Set down the records once more, please, exactly and with the pictures left out.

Records that describe figures
================================

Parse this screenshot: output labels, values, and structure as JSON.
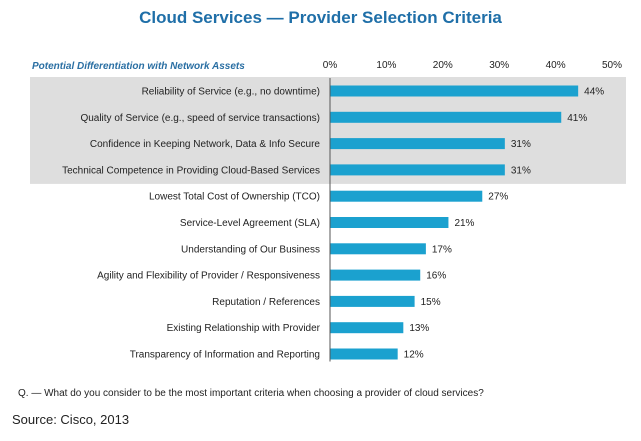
{
  "chart_data": {
    "type": "bar",
    "orientation": "horizontal",
    "title": "Cloud Services — Provider Selection Criteria",
    "subtitle": "Potential Differentiation with Network Assets",
    "categories": [
      "Reliability of Service (e.g., no downtime)",
      "Quality of Service (e.g., speed of service transactions)",
      "Confidence in Keeping Network, Data & Info Secure",
      "Technical Competence in Providing Cloud-Based Services",
      "Lowest Total Cost of Ownership (TCO)",
      "Service-Level Agreement (SLA)",
      "Understanding of Our Business",
      "Agility and Flexibility of Provider / Responsiveness",
      "Reputation / References",
      "Existing Relationship with Provider",
      "Transparency of Information and Reporting"
    ],
    "values": [
      44,
      41,
      31,
      31,
      27,
      21,
      17,
      16,
      15,
      13,
      12
    ],
    "value_labels": [
      "44%",
      "41%",
      "31%",
      "31%",
      "27%",
      "21%",
      "17%",
      "16%",
      "15%",
      "13%",
      "12%"
    ],
    "xticks": [
      "0%",
      "10%",
      "20%",
      "30%",
      "40%",
      "50%"
    ],
    "xlim": [
      0,
      50
    ],
    "highlighted_count": 4,
    "bar_color": "#1ba1cf",
    "highlight_color": "#dedede",
    "title_color": "#1f6fa8",
    "note": "Q. — What do you consider to be the most important criteria when choosing a provider of cloud services?",
    "source": "Source: Cisco, 2013"
  }
}
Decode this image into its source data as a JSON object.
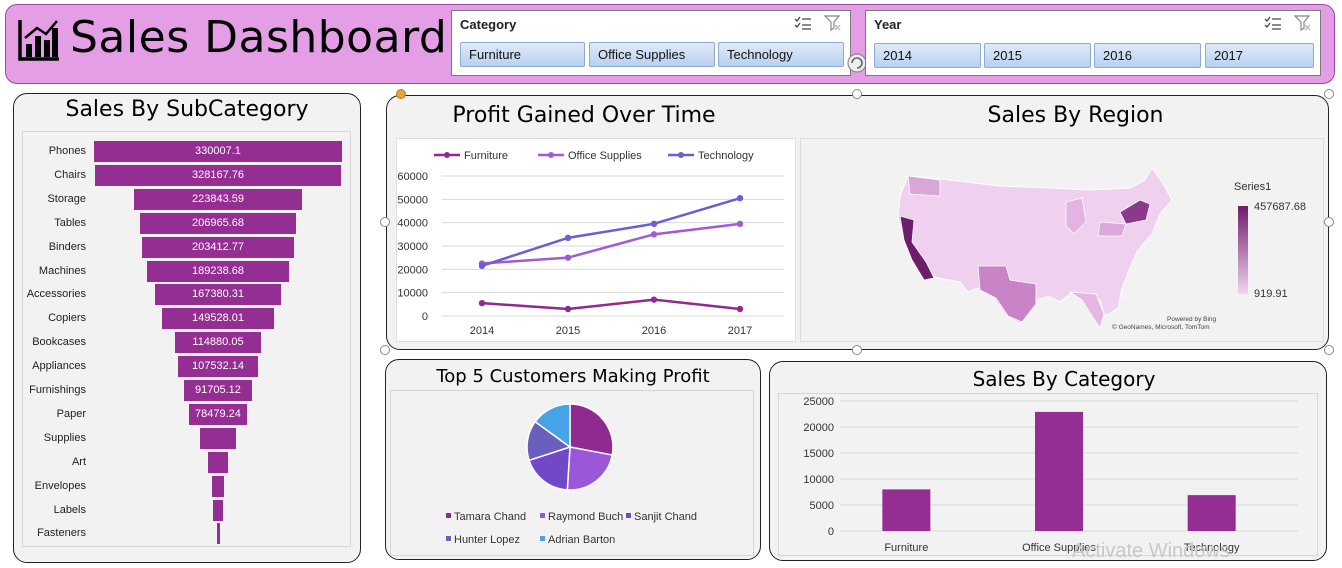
{
  "header": {
    "title": "Sales Dashboard",
    "bg_color": "#e49ee6"
  },
  "slicers": {
    "category": {
      "title": "Category",
      "items": [
        "Furniture",
        "Office Supplies",
        "Technology"
      ]
    },
    "year": {
      "title": "Year",
      "items": [
        "2014",
        "2015",
        "2016",
        "2017"
      ]
    }
  },
  "panels": {
    "subcategory_title": "Sales By SubCategory",
    "profit_title": "Profit Gained Over Time",
    "region_title": "Sales By Region",
    "customers_title": "Top 5 Customers Making Profit",
    "category_title": "Sales By Category"
  },
  "chart_data": [
    {
      "id": "subcategory",
      "type": "bar",
      "categories": [
        "Phones",
        "Chairs",
        "Storage",
        "Tables",
        "Binders",
        "Machines",
        "Accessories",
        "Copiers",
        "Bookcases",
        "Appliances",
        "Furnishings",
        "Paper",
        "Supplies",
        "Art",
        "Envelopes",
        "Labels",
        "Fasteners"
      ],
      "values": [
        330007.1,
        328167.76,
        223843.59,
        206965.68,
        203412.77,
        189238.68,
        167380.31,
        149528.01,
        114880.05,
        107532.14,
        91705.12,
        78479.24,
        46673.54,
        27118.79,
        16476.4,
        12486.31,
        3024.28
      ],
      "value_labels": [
        "330007.1",
        "328167.76",
        "223843.59",
        "206965.68",
        "203412.77",
        "189238.68",
        "167380.31",
        "149528.01",
        "114880.05",
        "107532.14",
        "91705.12",
        "78479.24",
        "",
        "",
        "",
        "",
        ""
      ],
      "color": "#942e92"
    },
    {
      "id": "profit",
      "type": "line",
      "x": [
        "2014",
        "2015",
        "2016",
        "2017"
      ],
      "series": [
        {
          "name": "Furniture",
          "values": [
            5500,
            3000,
            7000,
            3000
          ],
          "color": "#8e2a90"
        },
        {
          "name": "Office Supplies",
          "values": [
            22500,
            25000,
            35000,
            39500
          ],
          "color": "#a159d6"
        },
        {
          "name": "Technology",
          "values": [
            21500,
            33500,
            39500,
            50500
          ],
          "color": "#6c5cd6"
        }
      ],
      "yticks": [
        "60000",
        "50000",
        "40000",
        "30000",
        "20000",
        "10000",
        "0"
      ],
      "ylim": [
        0,
        60000
      ],
      "legend": "top"
    },
    {
      "id": "region",
      "type": "map",
      "legend_title": "Series1",
      "max_label": "457687.68",
      "min_label": "919.91",
      "credit1": "Powered by Bing",
      "credit2": "© GeoNames, Microsoft, TomTom",
      "color_low": "#f2d3f2",
      "color_high": "#6e1d6c"
    },
    {
      "id": "customers",
      "type": "pie",
      "labels": [
        "Tamara Chand",
        "Raymond Buch",
        "Sanjit Chand",
        "Hunter Lopez",
        "Adrian Barton"
      ],
      "values": [
        28,
        23,
        19,
        15,
        15
      ],
      "colors": [
        "#8e2a90",
        "#9a57d8",
        "#7048c8",
        "#6a5fbd",
        "#47a3e8"
      ],
      "legend": "bottom"
    },
    {
      "id": "category",
      "type": "bar",
      "categories": [
        "Furniture",
        "Office Supplies",
        "Technology"
      ],
      "values": [
        8000,
        22900,
        6900
      ],
      "yticks": [
        "25000",
        "20000",
        "15000",
        "10000",
        "5000",
        "0"
      ],
      "ylim": [
        0,
        25000
      ],
      "color": "#942e92"
    }
  ],
  "watermark": "Activate Windows"
}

================================

Task solution ::
Parse this screenshot: output labels, values, and structure as JSON.
{
  "chart_data": {
    "type": "bar",
    "orientation": "horizontal",
    "title": "Cloud Services — Provider Selection Criteria",
    "subtitle": "Potential Differentiation with Network Assets",
    "categories": [
      "Reliability of Service (e.g., no downtime)",
      "Quality of Service (e.g., speed of service transactions)",
      "Confidence in Keeping Network, Data & Info Secure",
      "Technical Competence in Providing Cloud-Based Services",
      "Lowest Total Cost of Ownership (TCO)",
      "Service-Level Agreement (SLA)",
      "Understanding of Our Business",
      "Agility and Flexibility of Provider / Responsiveness",
      "Reputation / References",
      "Existing Relationship with Provider",
      "Transparency of Information and Reporting"
    ],
    "values": [
      44,
      41,
      31,
      31,
      27,
      21,
      17,
      16,
      15,
      13,
      12
    ],
    "value_labels": [
      "44%",
      "41%",
      "31%",
      "31%",
      "27%",
      "21%",
      "17%",
      "16%",
      "15%",
      "13%",
      "12%"
    ],
    "xticks": [
      "0%",
      "10%",
      "20%",
      "30%",
      "40%",
      "50%"
    ],
    "xlim": [
      0,
      50
    ],
    "highlighted_count": 4,
    "bar_color": "#1ba1cf",
    "highlight_color": "#dedede",
    "title_color": "#1f6fa8",
    "note": "Q. — What do you consider to be the most important criteria when choosing a provider of cloud services?",
    "source": "Source: Cisco, 2013"
  }
}
Decode this image into its source data as a JSON object.
{
  "header": {
    "title": "Sales Dashboard",
    "bg_color": "#e49ee6"
  },
  "slicers": {
    "category": {
      "title": "Category",
      "items": [
        "Furniture",
        "Office Supplies",
        "Technology"
      ]
    },
    "year": {
      "title": "Year",
      "items": [
        "2014",
        "2015",
        "2016",
        "2017"
      ]
    }
  },
  "panels": {
    "subcategory_title": "Sales By SubCategory",
    "profit_title": "Profit Gained Over Time",
    "region_title": "Sales By Region",
    "customers_title": "Top 5 Customers Making Profit",
    "category_title": "Sales By Category"
  },
  "chart_data": [
    {
      "id": "subcategory",
      "type": "bar",
      "categories": [
        "Phones",
        "Chairs",
        "Storage",
        "Tables",
        "Binders",
        "Machines",
        "Accessories",
        "Copiers",
        "Bookcases",
        "Appliances",
        "Furnishings",
        "Paper",
        "Supplies",
        "Art",
        "Envelopes",
        "Labels",
        "Fasteners"
      ],
      "values": [
        330007.1,
        328167.76,
        223843.59,
        206965.68,
        203412.77,
        189238.68,
        167380.31,
        149528.01,
        114880.05,
        107532.14,
        91705.12,
        78479.24,
        46673.54,
        27118.79,
        16476.4,
        12486.31,
        3024.28
      ],
      "value_labels": [
        "330007.1",
        "328167.76",
        "223843.59",
        "206965.68",
        "203412.77",
        "189238.68",
        "167380.31",
        "149528.01",
        "114880.05",
        "107532.14",
        "91705.12",
        "78479.24",
        "",
        "",
        "",
        "",
        ""
      ],
      "color": "#942e92"
    },
    {
      "id": "profit",
      "type": "line",
      "x": [
        "2014",
        "2015",
        "2016",
        "2017"
      ],
      "series": [
        {
          "name": "Furniture",
          "values": [
            5500,
            3000,
            7000,
            3000
          ],
          "color": "#8e2a90"
        },
        {
          "name": "Office Supplies",
          "values": [
            22500,
            25000,
            35000,
            39500
          ],
          "color": "#a159d6"
        },
        {
          "name": "Technology",
          "values": [
            21500,
            33500,
            39500,
            50500
          ],
          "color": "#6c5cd6"
        }
      ],
      "yticks": [
        "60000",
        "50000",
        "40000",
        "30000",
        "20000",
        "10000",
        "0"
      ],
      "ylim": [
        0,
        60000
      ],
      "legend": "top"
    },
    {
      "id": "region",
      "type": "map",
      "legend_title": "Series1",
      "max_label": "457687.68",
      "min_label": "919.91",
      "credit1": "Powered by Bing",
      "credit2": "© GeoNames, Microsoft, TomTom",
      "color_low": "#f2d3f2",
      "color_high": "#6e1d6c"
    },
    {
      "id": "customers",
      "type": "pie",
      "labels": [
        "Tamara Chand",
        "Raymond Buch",
        "Sanjit Chand",
        "Hunter Lopez",
        "Adrian Barton"
      ],
      "values": [
        28,
        23,
        19,
        15,
        15
      ],
      "colors": [
        "#8e2a90",
        "#9a57d8",
        "#7048c8",
        "#6a5fbd",
        "#47a3e8"
      ],
      "legend": "bottom"
    },
    {
      "id": "category",
      "type": "bar",
      "categories": [
        "Furniture",
        "Office Supplies",
        "Technology"
      ],
      "values": [
        8000,
        22900,
        6900
      ],
      "yticks": [
        "25000",
        "20000",
        "15000",
        "10000",
        "5000",
        "0"
      ],
      "ylim": [
        0,
        25000
      ],
      "color": "#942e92"
    }
  ],
  "watermark": "Activate Windows"
}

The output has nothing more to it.